-- ACTIVITY --
Omitting all images, output the entries that follow exactly as written.

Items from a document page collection
****

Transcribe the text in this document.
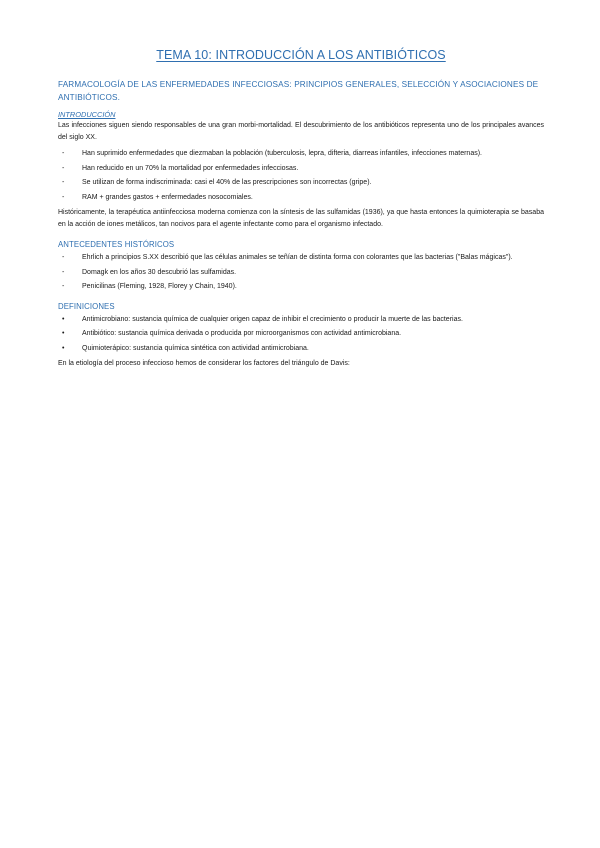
TEMA 10: INTRODUCCIÓN A LOS ANTIBIÓTICOS
FARMACOLOGÍA DE LAS ENFERMEDADES INFECCIOSAS: PRINCIPIOS GENERALES, SELECCIÓN Y ASOCIACIONES DE ANTIBIÓTICOS.
INTRODUCCIÓN

Las infecciones siguen siendo responsables de una gran morbi-mortalidad. El descubrimiento de los antibióticos representa uno de los principales avances del siglo XX.

-	Han suprimido enfermedades que diezmaban la población (tuberculosis, lepra, difteria, diarreas infantiles, infecciones maternas).
-	Han reducido en un 70% la mortalidad por enfermedades infecciosas.
-	Se utilizan de forma indiscriminada: casi el 40% de las prescripciones son incorrectas (gripe).
-	RAM + grandes gastos + enfermedades nosocomiales.

Históricamente, la terapéutica antiinfecciosa moderna comienza con la síntesis de las sulfamidas (1936), ya que hasta entonces la quimioterapia se basaba en la acción de iones metálicos, tan nocivos para el agente infectante como para el organismo infectado.

ANTECEDENTES HISTÓRICOS
-	Ehrlich a principios S.XX describió que las células animales se teñían de distinta forma con colorantes que las bacterias ("Balas mágicas").
-	Domagk en los años 30 descubrió las sulfamidas.
-	Penicilinas (Fleming, 1928, Florey y Chain, 1940).
DEFINICIONES
•	Antimicrobiano: sustancia química de cualquier origen capaz de inhibir el crecimiento o producir la muerte de las bacterias.
•	Antibiótico: sustancia química derivada o producida por microorganismos con actividad antimicrobiana.
•	Quimioterápico: sustancia química sintética con actividad antimicrobiana.

En la etiología del proceso infeccioso hemos de considerar los factores del triángulo de Davis:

****

-- SOLVED PROBLEM --
Transcribe the text in this document.
TEMA 10: INTRODUCCIÓN A LOS ANTIBIÓTICOS
FARMACOLOGÍA DE LAS ENFERMEDADES INFECCIOSAS: PRINCIPIOS GENERALES, SELECCIÓN Y ASOCIACIONES DE ANTIBIÓTICOS.
INTRODUCCIÓN

Las infecciones siguen siendo responsables de una gran morbi-mortalidad. El descubrimiento de los antibióticos representa uno de los principales avances del siglo XX.

-	Han suprimido enfermedades que diezmaban la población (tuberculosis, lepra, difteria, diarreas infantiles, infecciones maternas).
-	Han reducido en un 70% la mortalidad por enfermedades infecciosas.
-	Se utilizan de forma indiscriminada: casi el 40% de las prescripciones son incorrectas (gripe).
-	RAM + grandes gastos + enfermedades nosocomiales.

Históricamente, la terapéutica antiinfecciosa moderna comienza con la síntesis de las sulfamidas (1936), ya que hasta entonces la quimioterapia se basaba en la acción de iones metálicos, tan nocivos para el agente infectante como para el organismo infectado.

ANTECEDENTES HISTÓRICOS
-	Ehrlich a principios S.XX describió que las células animales se teñían de distinta forma con colorantes que las bacterias ("Balas mágicas").
-	Domagk en los años 30 descubrió las sulfamidas.
-	Penicilinas (Fleming, 1928, Florey y Chain, 1940).
DEFINICIONES
•	Antimicrobiano: sustancia química de cualquier origen capaz de inhibir el crecimiento o producir la muerte de las bacterias.
•	Antibiótico: sustancia química derivada o producida por microorganismos con actividad antimicrobiana.
•	Quimioterápico: sustancia química sintética con actividad antimicrobiana.

En la etiología del proceso infeccioso hemos de considerar los factores del triángulo de Davis:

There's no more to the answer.